[Start DATA FOR THIS EXERCISE]

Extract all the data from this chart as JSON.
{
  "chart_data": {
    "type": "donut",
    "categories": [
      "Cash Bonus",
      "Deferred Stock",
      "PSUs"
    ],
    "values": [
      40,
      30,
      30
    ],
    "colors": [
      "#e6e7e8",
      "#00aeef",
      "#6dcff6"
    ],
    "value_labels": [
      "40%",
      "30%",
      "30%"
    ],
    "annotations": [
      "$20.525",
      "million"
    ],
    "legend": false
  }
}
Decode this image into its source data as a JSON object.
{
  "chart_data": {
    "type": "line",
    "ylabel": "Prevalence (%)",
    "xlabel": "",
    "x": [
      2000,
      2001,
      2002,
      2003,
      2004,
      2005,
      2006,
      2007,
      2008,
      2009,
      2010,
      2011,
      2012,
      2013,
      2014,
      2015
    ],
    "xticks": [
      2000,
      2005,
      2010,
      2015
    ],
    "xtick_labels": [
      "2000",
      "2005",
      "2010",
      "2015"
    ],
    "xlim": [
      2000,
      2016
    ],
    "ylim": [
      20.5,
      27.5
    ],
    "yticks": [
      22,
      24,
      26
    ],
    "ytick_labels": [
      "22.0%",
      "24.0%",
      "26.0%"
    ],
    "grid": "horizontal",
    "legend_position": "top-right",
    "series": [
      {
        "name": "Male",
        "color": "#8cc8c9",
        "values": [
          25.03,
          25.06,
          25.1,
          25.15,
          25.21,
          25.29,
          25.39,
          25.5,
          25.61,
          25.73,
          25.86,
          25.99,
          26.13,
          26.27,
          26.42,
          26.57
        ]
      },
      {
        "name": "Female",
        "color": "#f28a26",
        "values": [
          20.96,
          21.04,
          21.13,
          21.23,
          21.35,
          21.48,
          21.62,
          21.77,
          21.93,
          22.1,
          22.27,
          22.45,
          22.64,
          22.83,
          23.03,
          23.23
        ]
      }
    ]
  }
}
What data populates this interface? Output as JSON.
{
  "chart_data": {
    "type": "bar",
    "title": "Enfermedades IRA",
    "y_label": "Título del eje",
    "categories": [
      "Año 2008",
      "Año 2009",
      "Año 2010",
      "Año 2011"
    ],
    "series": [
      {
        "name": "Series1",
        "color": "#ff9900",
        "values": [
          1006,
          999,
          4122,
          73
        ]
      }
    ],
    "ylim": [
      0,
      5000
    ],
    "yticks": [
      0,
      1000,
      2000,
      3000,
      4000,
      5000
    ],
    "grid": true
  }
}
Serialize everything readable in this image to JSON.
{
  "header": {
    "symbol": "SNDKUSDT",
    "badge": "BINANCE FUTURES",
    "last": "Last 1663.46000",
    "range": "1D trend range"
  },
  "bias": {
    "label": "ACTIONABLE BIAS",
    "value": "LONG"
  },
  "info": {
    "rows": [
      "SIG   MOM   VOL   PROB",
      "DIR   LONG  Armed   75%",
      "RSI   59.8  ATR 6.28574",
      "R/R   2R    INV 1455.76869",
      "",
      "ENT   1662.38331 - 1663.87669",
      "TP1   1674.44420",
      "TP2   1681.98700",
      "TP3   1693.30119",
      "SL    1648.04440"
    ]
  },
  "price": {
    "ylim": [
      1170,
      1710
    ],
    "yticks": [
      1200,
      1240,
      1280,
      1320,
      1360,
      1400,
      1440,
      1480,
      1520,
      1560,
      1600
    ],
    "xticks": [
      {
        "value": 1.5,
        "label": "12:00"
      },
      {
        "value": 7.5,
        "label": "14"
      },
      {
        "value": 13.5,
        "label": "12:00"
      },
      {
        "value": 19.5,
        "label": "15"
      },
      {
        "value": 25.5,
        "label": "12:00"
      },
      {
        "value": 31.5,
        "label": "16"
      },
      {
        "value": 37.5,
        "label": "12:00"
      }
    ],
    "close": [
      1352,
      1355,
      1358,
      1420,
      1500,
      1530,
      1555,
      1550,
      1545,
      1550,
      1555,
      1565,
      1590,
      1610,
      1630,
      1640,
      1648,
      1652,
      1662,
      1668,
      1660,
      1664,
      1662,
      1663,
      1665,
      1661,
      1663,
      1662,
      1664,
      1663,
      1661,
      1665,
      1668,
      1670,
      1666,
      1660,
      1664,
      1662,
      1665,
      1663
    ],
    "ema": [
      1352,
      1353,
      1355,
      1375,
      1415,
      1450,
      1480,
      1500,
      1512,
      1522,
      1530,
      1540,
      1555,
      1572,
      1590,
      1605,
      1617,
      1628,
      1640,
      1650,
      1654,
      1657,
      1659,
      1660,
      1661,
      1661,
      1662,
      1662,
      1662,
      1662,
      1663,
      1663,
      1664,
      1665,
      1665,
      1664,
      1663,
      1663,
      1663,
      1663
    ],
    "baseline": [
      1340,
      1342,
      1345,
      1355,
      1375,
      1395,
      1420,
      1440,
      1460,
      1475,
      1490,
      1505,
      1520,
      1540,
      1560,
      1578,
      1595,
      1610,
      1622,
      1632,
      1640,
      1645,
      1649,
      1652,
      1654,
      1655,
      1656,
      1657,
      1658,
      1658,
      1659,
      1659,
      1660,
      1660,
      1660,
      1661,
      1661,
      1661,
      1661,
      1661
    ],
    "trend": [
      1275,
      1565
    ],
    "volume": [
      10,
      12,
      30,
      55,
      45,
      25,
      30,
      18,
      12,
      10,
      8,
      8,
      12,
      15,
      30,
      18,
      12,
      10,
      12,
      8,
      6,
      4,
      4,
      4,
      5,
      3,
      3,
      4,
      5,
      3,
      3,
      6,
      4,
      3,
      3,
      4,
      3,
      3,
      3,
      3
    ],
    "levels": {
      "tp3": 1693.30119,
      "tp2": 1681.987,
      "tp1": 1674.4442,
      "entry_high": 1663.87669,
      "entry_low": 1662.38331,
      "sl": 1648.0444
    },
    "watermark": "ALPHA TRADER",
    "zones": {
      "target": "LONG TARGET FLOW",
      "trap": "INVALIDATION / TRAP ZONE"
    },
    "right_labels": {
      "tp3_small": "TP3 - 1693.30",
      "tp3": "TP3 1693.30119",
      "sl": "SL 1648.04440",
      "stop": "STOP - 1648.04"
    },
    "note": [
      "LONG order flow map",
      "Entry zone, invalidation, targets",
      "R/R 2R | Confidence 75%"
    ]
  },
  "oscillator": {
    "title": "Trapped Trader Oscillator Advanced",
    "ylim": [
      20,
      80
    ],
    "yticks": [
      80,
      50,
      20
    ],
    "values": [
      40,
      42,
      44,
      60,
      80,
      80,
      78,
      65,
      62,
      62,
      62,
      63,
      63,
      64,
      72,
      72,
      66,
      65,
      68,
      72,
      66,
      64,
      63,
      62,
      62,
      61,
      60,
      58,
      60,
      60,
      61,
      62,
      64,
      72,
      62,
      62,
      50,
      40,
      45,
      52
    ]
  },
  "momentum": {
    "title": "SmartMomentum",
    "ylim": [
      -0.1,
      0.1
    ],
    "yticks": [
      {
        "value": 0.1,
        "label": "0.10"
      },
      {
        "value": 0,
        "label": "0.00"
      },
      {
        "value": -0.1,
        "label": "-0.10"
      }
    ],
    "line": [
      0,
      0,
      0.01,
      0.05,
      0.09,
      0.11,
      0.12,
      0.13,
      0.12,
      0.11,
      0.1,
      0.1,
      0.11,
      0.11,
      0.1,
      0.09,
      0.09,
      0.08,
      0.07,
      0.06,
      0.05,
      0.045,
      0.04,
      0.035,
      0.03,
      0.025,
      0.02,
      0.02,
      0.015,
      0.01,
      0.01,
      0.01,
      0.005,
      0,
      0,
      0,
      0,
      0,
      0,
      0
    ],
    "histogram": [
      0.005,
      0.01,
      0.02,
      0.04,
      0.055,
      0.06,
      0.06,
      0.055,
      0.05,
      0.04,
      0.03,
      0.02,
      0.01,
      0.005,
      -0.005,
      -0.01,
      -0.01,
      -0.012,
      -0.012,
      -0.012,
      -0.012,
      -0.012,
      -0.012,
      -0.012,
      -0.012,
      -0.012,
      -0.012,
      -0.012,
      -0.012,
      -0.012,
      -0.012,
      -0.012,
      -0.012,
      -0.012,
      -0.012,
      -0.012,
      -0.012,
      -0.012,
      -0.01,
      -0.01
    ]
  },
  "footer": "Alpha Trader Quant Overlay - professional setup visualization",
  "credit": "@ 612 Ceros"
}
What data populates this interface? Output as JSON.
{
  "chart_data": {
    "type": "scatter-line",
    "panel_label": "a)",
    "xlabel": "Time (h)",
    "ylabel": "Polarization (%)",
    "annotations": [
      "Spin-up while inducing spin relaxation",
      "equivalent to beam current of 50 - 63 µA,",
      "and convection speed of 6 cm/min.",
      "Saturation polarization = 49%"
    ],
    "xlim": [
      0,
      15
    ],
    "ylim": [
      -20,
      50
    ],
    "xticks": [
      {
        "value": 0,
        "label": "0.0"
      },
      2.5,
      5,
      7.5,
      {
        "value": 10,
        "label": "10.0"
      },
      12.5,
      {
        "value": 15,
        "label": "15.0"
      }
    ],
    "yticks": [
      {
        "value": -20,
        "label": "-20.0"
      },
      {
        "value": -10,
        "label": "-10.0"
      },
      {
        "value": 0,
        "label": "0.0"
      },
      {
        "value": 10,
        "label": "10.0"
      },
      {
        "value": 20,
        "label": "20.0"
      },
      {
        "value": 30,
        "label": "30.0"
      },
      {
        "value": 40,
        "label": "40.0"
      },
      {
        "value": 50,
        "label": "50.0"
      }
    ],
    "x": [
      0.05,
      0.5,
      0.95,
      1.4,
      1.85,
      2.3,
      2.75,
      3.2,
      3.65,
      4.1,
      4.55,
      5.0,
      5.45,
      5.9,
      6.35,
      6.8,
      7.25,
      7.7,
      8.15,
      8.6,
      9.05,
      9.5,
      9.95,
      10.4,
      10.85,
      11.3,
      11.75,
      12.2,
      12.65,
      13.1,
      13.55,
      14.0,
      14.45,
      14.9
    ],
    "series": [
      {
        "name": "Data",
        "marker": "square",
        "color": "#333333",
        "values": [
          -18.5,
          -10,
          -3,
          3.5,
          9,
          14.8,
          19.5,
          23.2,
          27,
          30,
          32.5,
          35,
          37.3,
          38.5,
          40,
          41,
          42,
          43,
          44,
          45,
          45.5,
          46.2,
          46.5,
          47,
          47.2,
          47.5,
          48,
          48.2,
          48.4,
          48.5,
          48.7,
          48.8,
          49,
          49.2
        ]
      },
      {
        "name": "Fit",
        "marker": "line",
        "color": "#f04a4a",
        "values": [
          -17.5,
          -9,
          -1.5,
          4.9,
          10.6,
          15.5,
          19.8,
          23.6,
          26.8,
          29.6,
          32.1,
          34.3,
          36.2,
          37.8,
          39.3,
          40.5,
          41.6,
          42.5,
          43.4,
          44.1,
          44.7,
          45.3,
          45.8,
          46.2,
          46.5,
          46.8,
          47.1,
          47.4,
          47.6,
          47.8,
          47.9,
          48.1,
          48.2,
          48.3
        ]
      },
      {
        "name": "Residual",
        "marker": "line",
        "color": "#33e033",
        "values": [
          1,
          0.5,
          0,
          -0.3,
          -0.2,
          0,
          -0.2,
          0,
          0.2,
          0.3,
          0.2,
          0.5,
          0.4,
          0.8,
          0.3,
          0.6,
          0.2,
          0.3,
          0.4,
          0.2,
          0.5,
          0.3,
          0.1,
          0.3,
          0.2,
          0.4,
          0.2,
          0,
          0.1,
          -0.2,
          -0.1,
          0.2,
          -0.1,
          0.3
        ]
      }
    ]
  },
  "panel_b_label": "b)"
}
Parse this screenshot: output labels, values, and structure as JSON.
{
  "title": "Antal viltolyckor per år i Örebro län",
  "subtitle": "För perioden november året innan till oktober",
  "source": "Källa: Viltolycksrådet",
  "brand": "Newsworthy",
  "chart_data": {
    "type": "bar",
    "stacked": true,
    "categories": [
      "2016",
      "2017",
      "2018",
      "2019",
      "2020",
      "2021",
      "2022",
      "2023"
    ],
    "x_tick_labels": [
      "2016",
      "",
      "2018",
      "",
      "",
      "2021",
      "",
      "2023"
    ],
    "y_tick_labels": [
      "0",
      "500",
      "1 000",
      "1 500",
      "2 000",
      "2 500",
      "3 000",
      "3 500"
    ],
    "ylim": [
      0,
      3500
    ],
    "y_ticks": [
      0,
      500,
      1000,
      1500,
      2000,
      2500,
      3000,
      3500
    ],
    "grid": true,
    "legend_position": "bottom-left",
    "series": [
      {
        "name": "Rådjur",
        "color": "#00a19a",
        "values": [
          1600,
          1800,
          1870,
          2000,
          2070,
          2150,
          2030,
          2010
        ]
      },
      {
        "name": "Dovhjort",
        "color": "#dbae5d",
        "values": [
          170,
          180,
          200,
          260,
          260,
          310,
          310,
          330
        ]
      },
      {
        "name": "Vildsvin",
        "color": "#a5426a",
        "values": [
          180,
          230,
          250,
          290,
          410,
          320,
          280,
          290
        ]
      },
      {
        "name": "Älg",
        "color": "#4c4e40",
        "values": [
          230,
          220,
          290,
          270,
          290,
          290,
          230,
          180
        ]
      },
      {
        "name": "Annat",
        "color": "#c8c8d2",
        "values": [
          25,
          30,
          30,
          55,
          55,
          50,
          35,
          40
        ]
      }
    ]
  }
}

[End DATA FOR THIS EXERCISE]

- **EXERCISE PROMPT**:
Show all lines in the entries above where the string "source" appears.

- **FULL RESPONSE**:
Decode this image into its source data as a JSON object.
  "source": "Källa: Viltolycksrådet",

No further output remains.